## Short task
Copy, from the entries below, each line in which the string "theo" appears.

[Data records]
----
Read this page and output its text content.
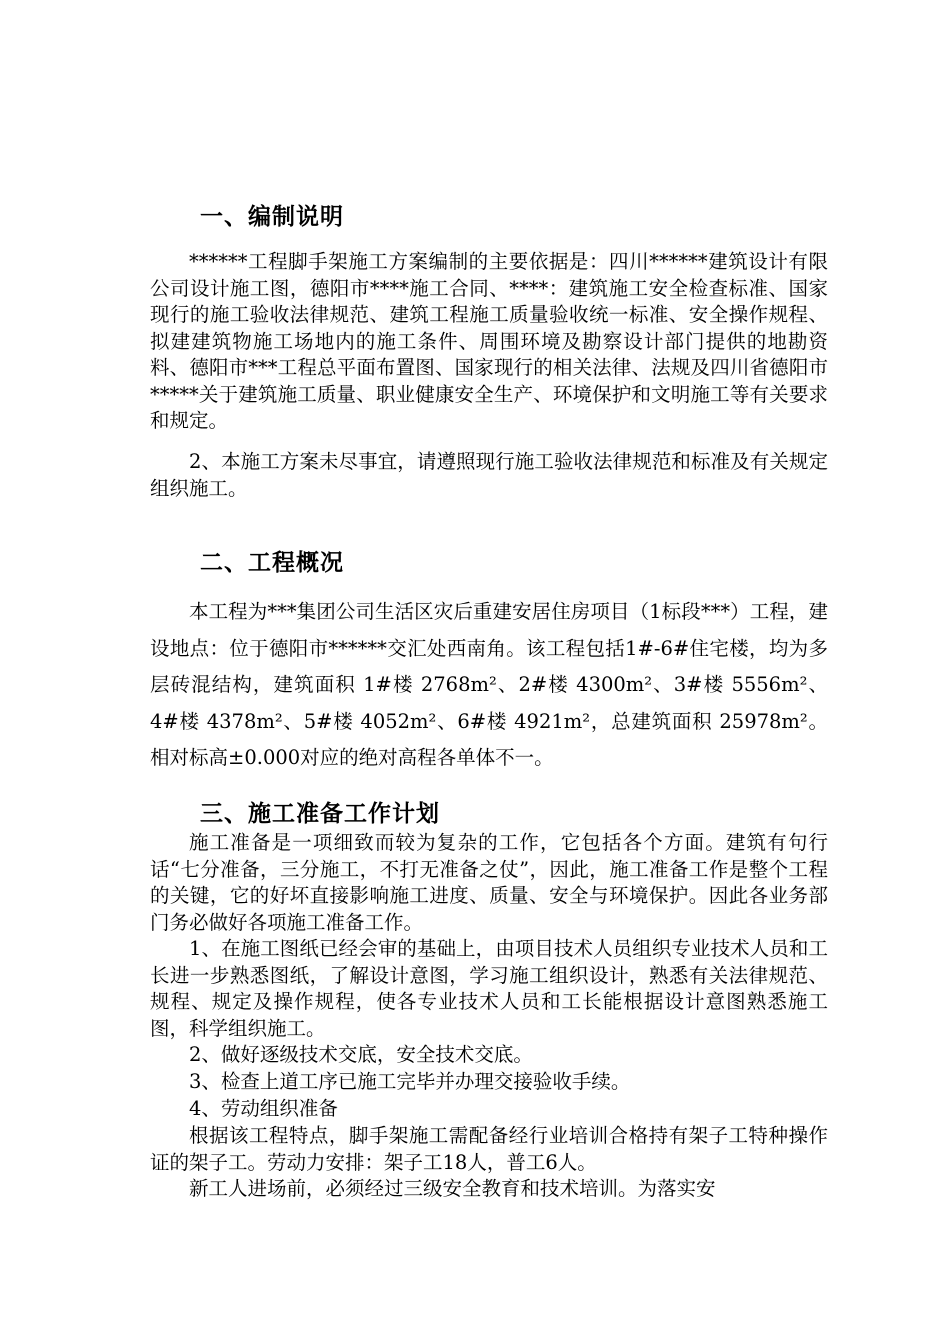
一、编制说明

******工程脚手架施工方案编制的主要依据是：四川******建筑设计有限公司设计施工图，德阳市****施工合同、****：建筑施工安全检查标准、国家现行的施工验收法律规范、建筑工程施工质量验收统一标准、安全操作规程、拟建建筑物施工场地内的施工条件、周围环境及勘察设计部门提供的地勘资料、德阳市***工程总平面布置图、国家现行的相关法律、法规及四川省德阳市*****关于建筑施工质量、职业健康安全生产、环境保护和文明施工等有关要求和规定。

2、本施工方案未尽事宜，请遵照现行施工验收法律规范和标准及有关规定组织施工。

二、工程概况

本工程为***集团公司生活区灾后重建安居住房项目（1标段***）工程，建设地点：位于德阳市******交汇处西南角。该工程包括1#-6#住宅楼，均为多层砖混结构，建筑面积 1#楼 2768m²、2#楼 4300m²、3#楼 5556m²、4#楼 4378m²、5#楼 4052m²、6#楼 4921m²，总建筑面积 25978m²。相对标高±0.000对应的绝对高程各单体不一。

三、施工准备工作计划

施工准备是一项细致而较为复杂的工作，它包括各个方面。建筑有句行话“七分准备，三分施工，不打无准备之仗”，因此，施工准备工作是整个工程的关键，它的好坏直接影响施工进度、质量、安全与环境保护。因此各业务部门务必做好各项施工准备工作。

1、在施工图纸已经会审的基础上，由项目技术人员组织专业技术人员和工长进一步熟悉图纸，了解设计意图，学习施工组织设计，熟悉有关法律规范、规程、规定及操作规程，使各专业技术人员和工长能根据设计意图熟悉施工图，科学组织施工。

2、做好逐级技术交底，安全技术交底。

3、检查上道工序已施工完毕并办理交接验收手续。

4、劳动组织准备

根据该工程特点，脚手架施工需配备经行业培训合格持有架子工特种操作证的架子工。劳动力安排：架子工18人，普工6人。

新工人进场前，必须经过三级安全教育和技术培训。为落实安
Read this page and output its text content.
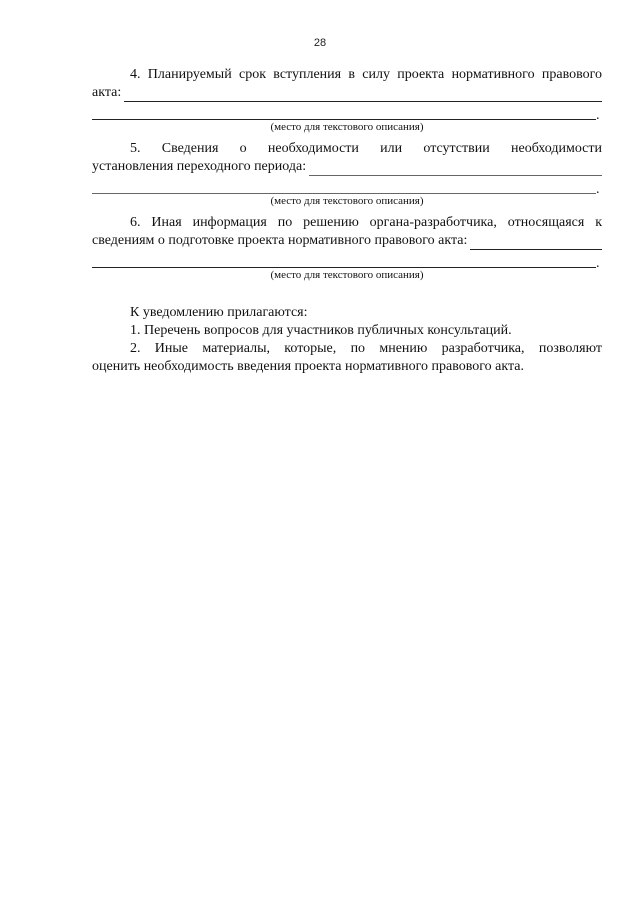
28

4. Планируемый срок вступления в силу проекта нормативного правового

акта:
.
(место для текстового описания)

5. Сведения о необходимости или отсутствии необходимости

установления переходного периода:
.
(место для текстового описания)

6. Иная информация по решению органа-разработчика, относящаяся к

сведениям о подготовке проекта нормативного правового акта:
.
(место для текстового описания)

К уведомлению прилагаются:

1. Перечень вопросов для участников публичных консультаций.

2. Иные материалы, которые, по мнению разработчика, позволяют

оценить необходимость введения проекта нормативного правового акта.
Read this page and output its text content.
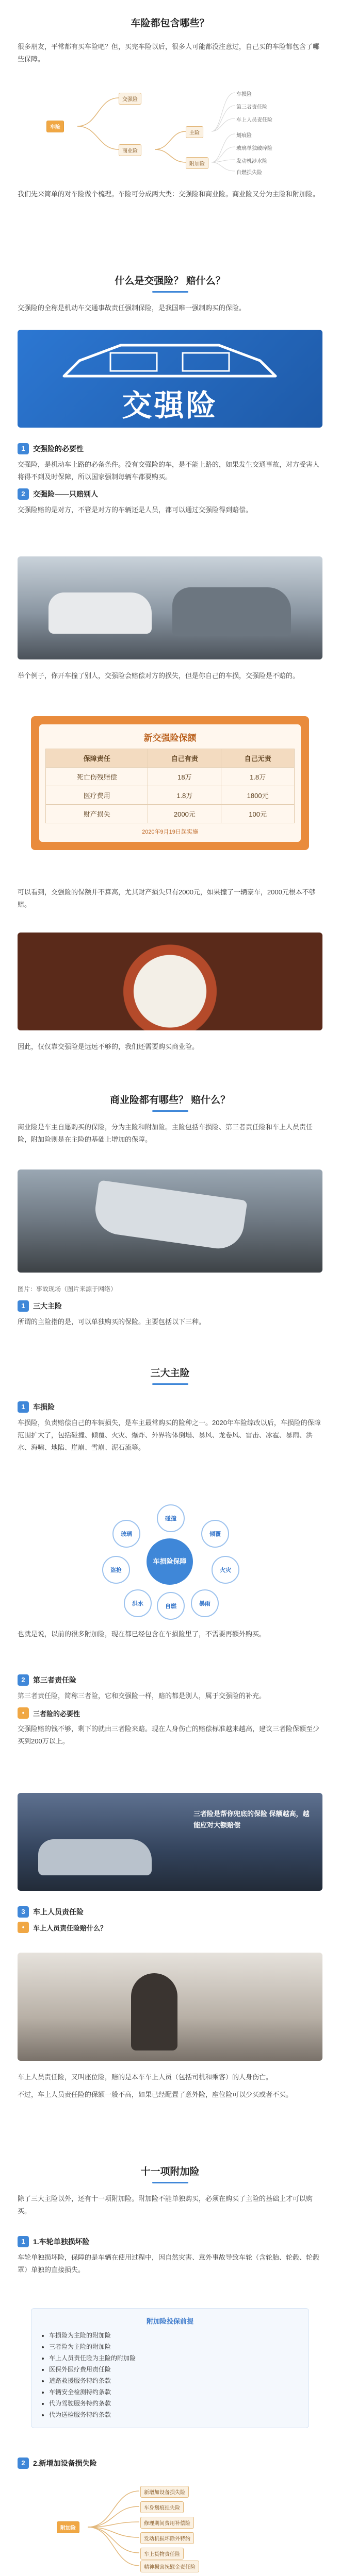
车险都包含哪些？

很多朋友，平常都有买车险吧？但，买完车险以后，很多人可能都没注意过，自己买的车险都包含了哪些保障。

车险
交强险
商业险
主险
附加险
车损险
第三者责任险
车上人员责任险
划痕险
玻璃单独破碎险
发动机涉水险
自燃损失险

我们先来简单的对车险做个梳理。车险可分成两大类：交强险和商业险。商业险又分为主险和附加险。

什么是交强险？ 赔什么？

交强险的全称是机动车交通事故责任强制保险，是我国唯一强制购买的保险。

交强险
1	交强险的必要性

交强险，是机动车上路的必备条件。没有交强险的车，是不能上路的，如果发生交通事故，对方受害人将得不到及时保障，所以国家强制每辆车都要购买。

2	交强险——只赔别人

交强险赔的是对方，不管是对方的车辆还是人员，都可以通过交强险得到赔偿。

举个例子，你开车撞了别人，交强险会赔偿对方的损失，但是你自己的车损，交强险是不赔的。

新交强险保额
保障责任	自己有责	自己无责
死亡伤残赔偿	18万	1.8万
医疗费用	1.8万	1800元
财产损失	2000元	100元
2020年9月19日起实施

可以看到，交强险的保额并不算高，尤其财产损失只有2000元，如果撞了一辆豪车，2000元根本不够赔。

因此，仅仅靠交强险是远远不够的，我们还需要购买商业险。

商业险都有哪些？ 赔什么？

商业险是车主自愿购买的保险，分为主险和附加险。主险包括车损险、第三者责任险和车上人员责任险，附加险则是在主险的基础上增加的保障。

图片：事故现场（图片来源于网络）

1	三大主险

所谓的主险指的是，可以单独购买的保险。主要包括以下三种。

三大主险
1	车损险

车损险，负责赔偿自己的车辆损失，是车主最常购买的险种之一。2020年车险综改以后，车损险的保障范围扩大了，包括碰撞、倾覆、火灾、爆炸、外界物体倒塌、暴风、龙卷风、雷击、冰雹、暴雨、洪水、海啸、地陷、崖崩、雪崩、泥石流等。

车损险保障
碰撞
倾覆
火灾
暴雨
洪水
盗抢
玻璃
自燃

也就是说，以前的很多附加险，现在都已经包含在车损险里了，不需要再额外购买。

2	第三者责任险

第三者责任险，简称三者险，它和交强险一样，赔的都是别人，属于交强险的补充。

•	三者险的必要性

交强险赔的钱不够，剩下的就由三者险来赔。现在人身伤亡的赔偿标准越来越高，建议三者险保额至少买到200万以上。

三者险是帮你兜底的保险 保额越高，越能应对大额赔偿
3	车上人员责任险
•	车上人员责任险赔什么？

车上人员责任险，又叫座位险，赔的是本车车上人员（包括司机和乘客）的人身伤亡。

不过，车上人员责任险的保额一般不高，如果已经配置了意外险，座位险可以少买或者不买。

十一项附加险

除了三大主险以外，还有十一项附加险。附加险不能单独购买，必须在购买了主险的基础上才可以购买。

1	1.车轮单独损坏险

车轮单独损坏险，保障的是车辆在使用过程中，因自然灾害、意外事故导致车轮（含轮胎、轮毂、轮毂罩）单独的直接损失。

附加险投保前提
• 车损险为主险的附加险
• 三者险为主险的附加险
• 车上人员责任险为主险的附加险
• 医保外医疗费用责任险
• 道路救援服务特约条款
• 车辆安全检测特约条款
• 代为驾驶服务特约条款
• 代为送检服务特约条款
2	2.新增加设备损失险
附加险
新增加设备损失险
车身划痕损失险
修理期间费用补偿险
发动机损坏除外特约
车上货物责任险
精神损害抚慰金责任险
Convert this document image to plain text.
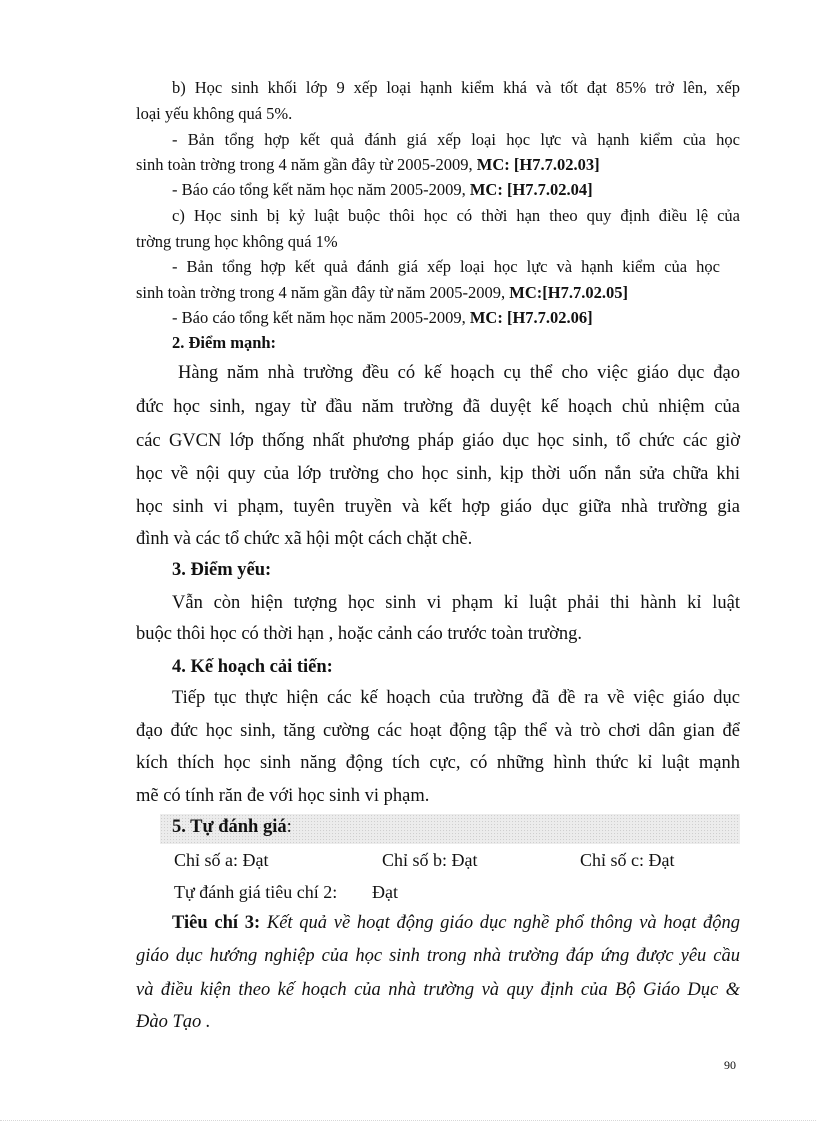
b) Học sinh khối lớp 9 xếp loại hạnh kiểm khá và tốt đạt 85% trở lên, xếp
loại yếu không quá 5%.
- Bản tổng hợp kết quả đánh giá xếp loại học lực và hạnh kiểm của học
sinh toàn trờng trong 4 năm gần đây từ 2005-2009, MC: [H7.7.02.03]
- Báo cáo tổng kết năm học năm 2005-2009, MC: [H7.7.02.04]
c) Học sinh bị kỷ luật buộc thôi học có thời hạn theo quy định điều lệ của
trờng trung học không quá 1%
- Bản tổng hợp kết quả đánh giá xếp loại học lực và hạnh kiểm của học
sinh toàn trờng trong 4 năm gần đây từ năm 2005-2009, MC:[H7.7.02.05]
- Báo cáo tổng kết năm học năm 2005-2009, MC: [H7.7.02.06]
2. Điểm mạnh:
Hàng năm nhà trường đều có kế hoạch cụ thể cho việc giáo dục đạo
đức học sinh, ngay từ đầu năm trường đã duyệt kế hoạch chủ nhiệm của
các GVCN lớp thống nhất phương pháp giáo dục học sinh, tổ chức các giờ
học về nội quy của lớp trường cho học sinh, kịp thời uốn nắn sửa chữa khi
học sinh vi phạm, tuyên truyền và kết hợp giáo dục giữa nhà trường gia
đình và các tổ chức xã hội một cách chặt chẽ.
3. Điểm yếu:
Vẫn còn hiện tượng học sinh vi phạm kỉ luật phải thi hành kỉ luật
buộc thôi học có thời hạn , hoặc cảnh cáo trước toàn trường.
4. Kế hoạch cải tiến:
Tiếp tục thực hiện các kế hoạch của trường đã đề ra về việc giáo dục
đạo đức học sinh, tăng cường các hoạt động tập thể và trò chơi dân gian để
kích thích học sinh năng động tích cực, có những hình thức kỉ luật mạnh
mẽ có tính răn đe với học sinh vi phạm.
5. Tự đánh giá:
Chỉ số a: Đạt	Chỉ số b: Đạt	Chỉ số c: Đạt
Tự đánh giá tiêu chí 2: Đạt
Tiêu chí 3: Kết quả về hoạt động giáo dục nghề phổ thông và hoạt động
giáo dục hướng nghiệp của học sinh trong nhà trường đáp ứng được yêu cầu
và điều kiện theo kế hoạch của nhà trường và quy định của Bộ Giáo Dục &
Đào Tạo .
90
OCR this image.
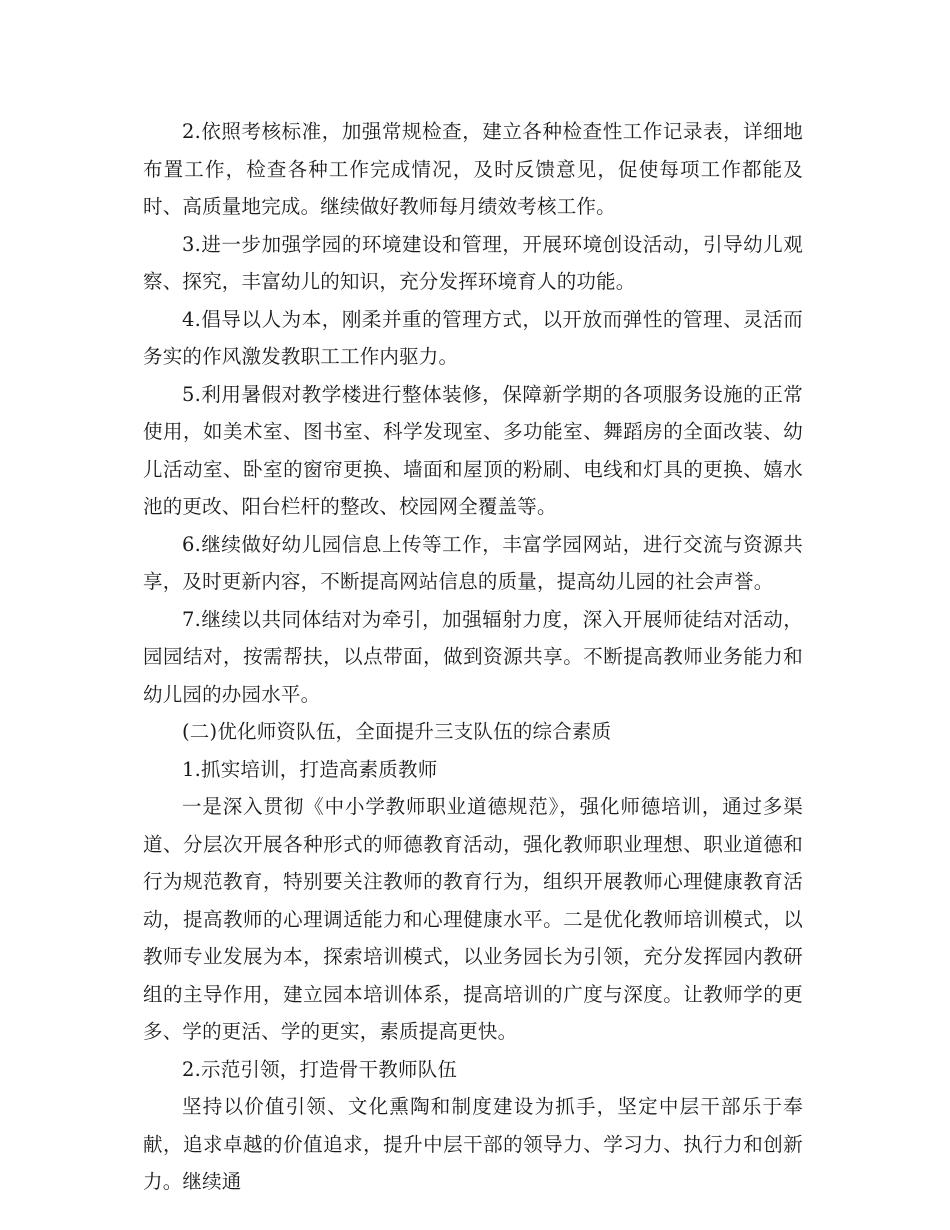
2.依照考核标准，加强常规检查，建立各种检查性工作记录表，详细地布置工作，检查各种工作完成情况，及时反馈意见，促使每项工作都能及时、高质量地完成。继续做好教师每月绩效考核工作。

3.进一步加强学园的环境建设和管理，开展环境创设活动，引导幼儿观察、探究，丰富幼儿的知识，充分发挥环境育人的功能。

4.倡导以人为本，刚柔并重的管理方式，以开放而弹性的管理、灵活而务实的作风激发教职工工作内驱力。

5.利用暑假对教学楼进行整体装修，保障新学期的各项服务设施的正常使用，如美术室、图书室、科学发现室、多功能室、舞蹈房的全面改装、幼儿活动室、卧室的窗帘更换、墙面和屋顶的粉刷、电线和灯具的更换、嬉水池的更改、阳台栏杆的整改、校园网全覆盖等。

6.继续做好幼儿园信息上传等工作，丰富学园网站，进行交流与资源共享，及时更新内容，不断提高网站信息的质量，提高幼儿园的社会声誉。

7.继续以共同体结对为牵引，加强辐射力度，深入开展师徒结对活动，园园结对，按需帮扶，以点带面，做到资源共享。不断提高教师业务能力和幼儿园的办园水平。

(二)优化师资队伍，全面提升三支队伍的综合素质

1.抓实培训，打造高素质教师

一是深入贯彻《中小学教师职业道德规范》，强化师德培训，通过多渠道、分层次开展各种形式的师德教育活动，强化教师职业理想、职业道德和行为规范教育，特别要关注教师的教育行为，组织开展教师心理健康教育活动，提高教师的心理调适能力和心理健康水平。二是优化教师培训模式，以教师专业发展为本，探索培训模式，以业务园长为引领，充分发挥园内教研组的主导作用，建立园本培训体系，提高培训的广度与深度。让教师学的更多、学的更活、学的更实，素质提高更快。

2.示范引领，打造骨干教师队伍

坚持以价值引领、文化熏陶和制度建设为抓手，坚定中层干部乐于奉献，追求卓越的价值追求，提升中层干部的领导力、学习力、执行力和创新力。继续通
----
## Final result
c) Học sinh bị kỷ luật buộc thôi học có thời hạn theo quy định điều lệ của
và điều kiện theo kế hoạch của nhà trường và quy định của Bộ Giáo Dục &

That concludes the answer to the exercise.